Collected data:

◆ ◆ ◆ ◆ ◆ ◆ ◆

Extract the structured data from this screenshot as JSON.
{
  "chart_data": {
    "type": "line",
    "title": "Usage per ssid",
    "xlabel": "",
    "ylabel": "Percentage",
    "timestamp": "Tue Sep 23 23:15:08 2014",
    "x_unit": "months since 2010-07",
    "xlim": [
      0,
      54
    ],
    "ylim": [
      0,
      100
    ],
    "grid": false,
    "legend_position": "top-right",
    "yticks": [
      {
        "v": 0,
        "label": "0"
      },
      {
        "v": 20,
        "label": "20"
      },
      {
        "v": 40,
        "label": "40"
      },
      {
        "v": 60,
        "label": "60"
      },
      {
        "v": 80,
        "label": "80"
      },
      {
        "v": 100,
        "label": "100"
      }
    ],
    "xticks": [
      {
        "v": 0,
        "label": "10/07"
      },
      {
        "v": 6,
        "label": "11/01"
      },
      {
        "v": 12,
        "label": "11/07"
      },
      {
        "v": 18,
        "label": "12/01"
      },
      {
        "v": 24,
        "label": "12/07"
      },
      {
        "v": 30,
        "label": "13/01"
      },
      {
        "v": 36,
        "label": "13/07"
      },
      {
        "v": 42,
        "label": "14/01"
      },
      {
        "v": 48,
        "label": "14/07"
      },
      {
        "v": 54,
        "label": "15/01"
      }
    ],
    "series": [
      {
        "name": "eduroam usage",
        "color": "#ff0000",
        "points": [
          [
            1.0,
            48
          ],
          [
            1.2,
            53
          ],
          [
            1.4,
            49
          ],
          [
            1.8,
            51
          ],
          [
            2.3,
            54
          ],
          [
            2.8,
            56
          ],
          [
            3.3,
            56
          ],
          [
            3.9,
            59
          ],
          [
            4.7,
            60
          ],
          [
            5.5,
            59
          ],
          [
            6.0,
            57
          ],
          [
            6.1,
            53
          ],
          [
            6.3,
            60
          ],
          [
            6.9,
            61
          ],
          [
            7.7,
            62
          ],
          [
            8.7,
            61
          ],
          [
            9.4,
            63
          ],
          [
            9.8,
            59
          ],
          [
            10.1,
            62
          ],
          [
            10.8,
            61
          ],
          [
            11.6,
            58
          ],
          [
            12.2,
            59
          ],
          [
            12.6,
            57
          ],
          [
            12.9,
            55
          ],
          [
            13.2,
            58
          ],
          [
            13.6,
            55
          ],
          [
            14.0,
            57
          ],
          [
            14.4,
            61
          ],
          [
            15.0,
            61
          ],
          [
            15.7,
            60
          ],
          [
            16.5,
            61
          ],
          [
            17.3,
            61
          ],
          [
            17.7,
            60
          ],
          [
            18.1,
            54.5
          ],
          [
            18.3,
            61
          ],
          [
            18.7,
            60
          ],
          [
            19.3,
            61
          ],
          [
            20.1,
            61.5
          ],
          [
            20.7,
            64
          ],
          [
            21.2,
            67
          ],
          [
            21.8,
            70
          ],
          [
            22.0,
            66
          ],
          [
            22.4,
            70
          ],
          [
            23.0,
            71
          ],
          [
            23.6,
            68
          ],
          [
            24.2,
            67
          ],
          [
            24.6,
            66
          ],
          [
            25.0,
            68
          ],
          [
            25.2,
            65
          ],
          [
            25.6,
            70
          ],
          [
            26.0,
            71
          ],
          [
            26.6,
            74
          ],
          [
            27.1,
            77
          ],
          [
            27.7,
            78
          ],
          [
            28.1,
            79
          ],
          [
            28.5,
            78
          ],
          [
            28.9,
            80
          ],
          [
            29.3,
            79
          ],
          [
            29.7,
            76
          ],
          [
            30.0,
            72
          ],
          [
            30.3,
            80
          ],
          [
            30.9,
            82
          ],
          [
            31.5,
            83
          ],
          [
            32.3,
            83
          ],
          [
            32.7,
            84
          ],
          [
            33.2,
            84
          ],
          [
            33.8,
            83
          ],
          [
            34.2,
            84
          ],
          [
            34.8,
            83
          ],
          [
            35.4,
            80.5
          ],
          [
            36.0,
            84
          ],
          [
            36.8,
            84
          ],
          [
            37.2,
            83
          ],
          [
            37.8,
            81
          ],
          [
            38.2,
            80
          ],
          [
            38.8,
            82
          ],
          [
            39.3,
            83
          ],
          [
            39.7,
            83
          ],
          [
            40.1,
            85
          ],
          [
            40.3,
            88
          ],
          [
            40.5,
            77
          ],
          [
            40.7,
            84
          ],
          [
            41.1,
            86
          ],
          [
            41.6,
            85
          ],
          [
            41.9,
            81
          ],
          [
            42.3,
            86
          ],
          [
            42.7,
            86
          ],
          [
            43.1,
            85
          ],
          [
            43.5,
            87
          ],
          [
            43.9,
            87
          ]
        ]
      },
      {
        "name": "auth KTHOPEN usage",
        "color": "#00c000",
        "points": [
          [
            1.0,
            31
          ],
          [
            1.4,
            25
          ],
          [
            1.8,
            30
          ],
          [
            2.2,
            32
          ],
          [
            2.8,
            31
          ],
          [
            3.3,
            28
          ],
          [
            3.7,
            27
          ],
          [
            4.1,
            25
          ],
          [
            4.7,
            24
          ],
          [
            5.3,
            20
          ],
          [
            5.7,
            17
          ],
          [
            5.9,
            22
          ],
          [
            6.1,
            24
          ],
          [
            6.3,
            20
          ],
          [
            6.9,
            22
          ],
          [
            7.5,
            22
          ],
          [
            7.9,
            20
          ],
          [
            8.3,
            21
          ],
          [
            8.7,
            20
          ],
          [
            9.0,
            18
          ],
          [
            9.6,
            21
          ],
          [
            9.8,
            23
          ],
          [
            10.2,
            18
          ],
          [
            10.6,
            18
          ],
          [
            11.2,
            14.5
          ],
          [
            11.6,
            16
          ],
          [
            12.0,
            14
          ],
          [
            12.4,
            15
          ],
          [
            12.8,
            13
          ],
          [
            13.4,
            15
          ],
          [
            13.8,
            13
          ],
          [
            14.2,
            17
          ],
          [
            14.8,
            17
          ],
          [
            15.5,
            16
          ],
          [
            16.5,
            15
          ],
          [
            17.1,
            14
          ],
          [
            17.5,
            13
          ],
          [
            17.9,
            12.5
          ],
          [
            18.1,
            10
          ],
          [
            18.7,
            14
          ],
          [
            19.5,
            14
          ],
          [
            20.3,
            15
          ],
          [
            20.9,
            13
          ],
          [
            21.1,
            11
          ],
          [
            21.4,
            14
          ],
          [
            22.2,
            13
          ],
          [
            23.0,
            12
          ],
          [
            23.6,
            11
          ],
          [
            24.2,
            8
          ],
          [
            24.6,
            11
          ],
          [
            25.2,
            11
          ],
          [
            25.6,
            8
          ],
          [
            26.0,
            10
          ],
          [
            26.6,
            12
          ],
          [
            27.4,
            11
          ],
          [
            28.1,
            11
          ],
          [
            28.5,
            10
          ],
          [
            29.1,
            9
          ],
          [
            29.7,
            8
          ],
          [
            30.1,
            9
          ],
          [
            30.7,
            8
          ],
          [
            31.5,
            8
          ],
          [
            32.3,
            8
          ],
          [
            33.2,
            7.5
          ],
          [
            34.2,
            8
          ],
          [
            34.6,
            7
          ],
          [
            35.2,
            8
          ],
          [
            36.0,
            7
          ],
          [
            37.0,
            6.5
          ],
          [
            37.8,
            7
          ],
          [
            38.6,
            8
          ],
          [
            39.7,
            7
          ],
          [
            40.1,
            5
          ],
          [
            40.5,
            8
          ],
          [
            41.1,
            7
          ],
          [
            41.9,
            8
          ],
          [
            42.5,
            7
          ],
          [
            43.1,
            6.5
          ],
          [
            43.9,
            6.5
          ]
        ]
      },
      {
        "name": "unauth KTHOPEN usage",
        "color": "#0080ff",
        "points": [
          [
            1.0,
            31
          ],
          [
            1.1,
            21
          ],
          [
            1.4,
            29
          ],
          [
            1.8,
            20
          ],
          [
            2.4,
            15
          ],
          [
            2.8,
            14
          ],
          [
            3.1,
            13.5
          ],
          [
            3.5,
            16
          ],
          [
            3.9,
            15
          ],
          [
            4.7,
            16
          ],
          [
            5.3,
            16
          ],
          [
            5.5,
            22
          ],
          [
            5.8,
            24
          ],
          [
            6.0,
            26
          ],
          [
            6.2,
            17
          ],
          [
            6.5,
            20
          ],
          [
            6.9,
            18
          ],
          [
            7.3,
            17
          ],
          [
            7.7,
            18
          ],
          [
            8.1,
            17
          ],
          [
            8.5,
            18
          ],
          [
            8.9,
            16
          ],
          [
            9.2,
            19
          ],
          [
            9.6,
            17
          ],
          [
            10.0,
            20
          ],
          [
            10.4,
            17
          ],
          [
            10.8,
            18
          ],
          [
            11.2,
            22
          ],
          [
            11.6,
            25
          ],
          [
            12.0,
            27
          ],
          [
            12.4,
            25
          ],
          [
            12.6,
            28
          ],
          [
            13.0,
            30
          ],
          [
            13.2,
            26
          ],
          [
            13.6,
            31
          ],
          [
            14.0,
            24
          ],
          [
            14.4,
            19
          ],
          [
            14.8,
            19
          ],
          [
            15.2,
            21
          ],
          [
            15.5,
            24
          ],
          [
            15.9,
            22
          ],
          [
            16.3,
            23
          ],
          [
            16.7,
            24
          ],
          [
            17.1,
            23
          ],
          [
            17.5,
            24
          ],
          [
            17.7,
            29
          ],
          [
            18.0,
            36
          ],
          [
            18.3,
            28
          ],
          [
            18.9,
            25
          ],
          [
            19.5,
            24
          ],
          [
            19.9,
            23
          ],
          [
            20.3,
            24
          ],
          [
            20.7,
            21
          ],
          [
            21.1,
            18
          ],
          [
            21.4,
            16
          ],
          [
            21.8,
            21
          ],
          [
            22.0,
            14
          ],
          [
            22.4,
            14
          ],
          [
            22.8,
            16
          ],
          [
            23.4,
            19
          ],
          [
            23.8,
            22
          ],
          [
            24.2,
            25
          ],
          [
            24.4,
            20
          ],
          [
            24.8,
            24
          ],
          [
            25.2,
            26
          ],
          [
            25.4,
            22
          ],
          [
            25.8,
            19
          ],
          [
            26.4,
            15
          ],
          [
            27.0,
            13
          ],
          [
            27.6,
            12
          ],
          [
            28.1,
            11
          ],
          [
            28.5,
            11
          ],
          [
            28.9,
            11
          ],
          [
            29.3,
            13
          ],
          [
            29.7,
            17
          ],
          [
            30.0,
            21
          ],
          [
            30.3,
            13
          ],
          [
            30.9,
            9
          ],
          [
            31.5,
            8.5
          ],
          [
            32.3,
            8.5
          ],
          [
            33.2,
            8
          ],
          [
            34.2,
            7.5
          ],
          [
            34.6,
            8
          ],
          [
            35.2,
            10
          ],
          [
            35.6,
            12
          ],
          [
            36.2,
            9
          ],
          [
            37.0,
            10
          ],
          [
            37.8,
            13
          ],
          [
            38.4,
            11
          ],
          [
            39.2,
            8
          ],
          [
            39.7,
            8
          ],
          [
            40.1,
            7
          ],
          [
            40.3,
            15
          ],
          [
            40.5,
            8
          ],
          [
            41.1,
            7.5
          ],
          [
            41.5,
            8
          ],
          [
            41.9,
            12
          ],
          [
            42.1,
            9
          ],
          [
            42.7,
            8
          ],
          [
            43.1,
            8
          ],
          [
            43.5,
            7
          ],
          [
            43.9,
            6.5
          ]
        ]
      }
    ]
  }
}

◆ ◆ ◆ ◆ ◆ ◆ ◆

Request:
Identify all lines in the records above with the word "name".

Worked solution:
        "name": "eduroam usage",
        "name": "auth KTHOPEN usage",
        "name": "unauth KTHOPEN usage",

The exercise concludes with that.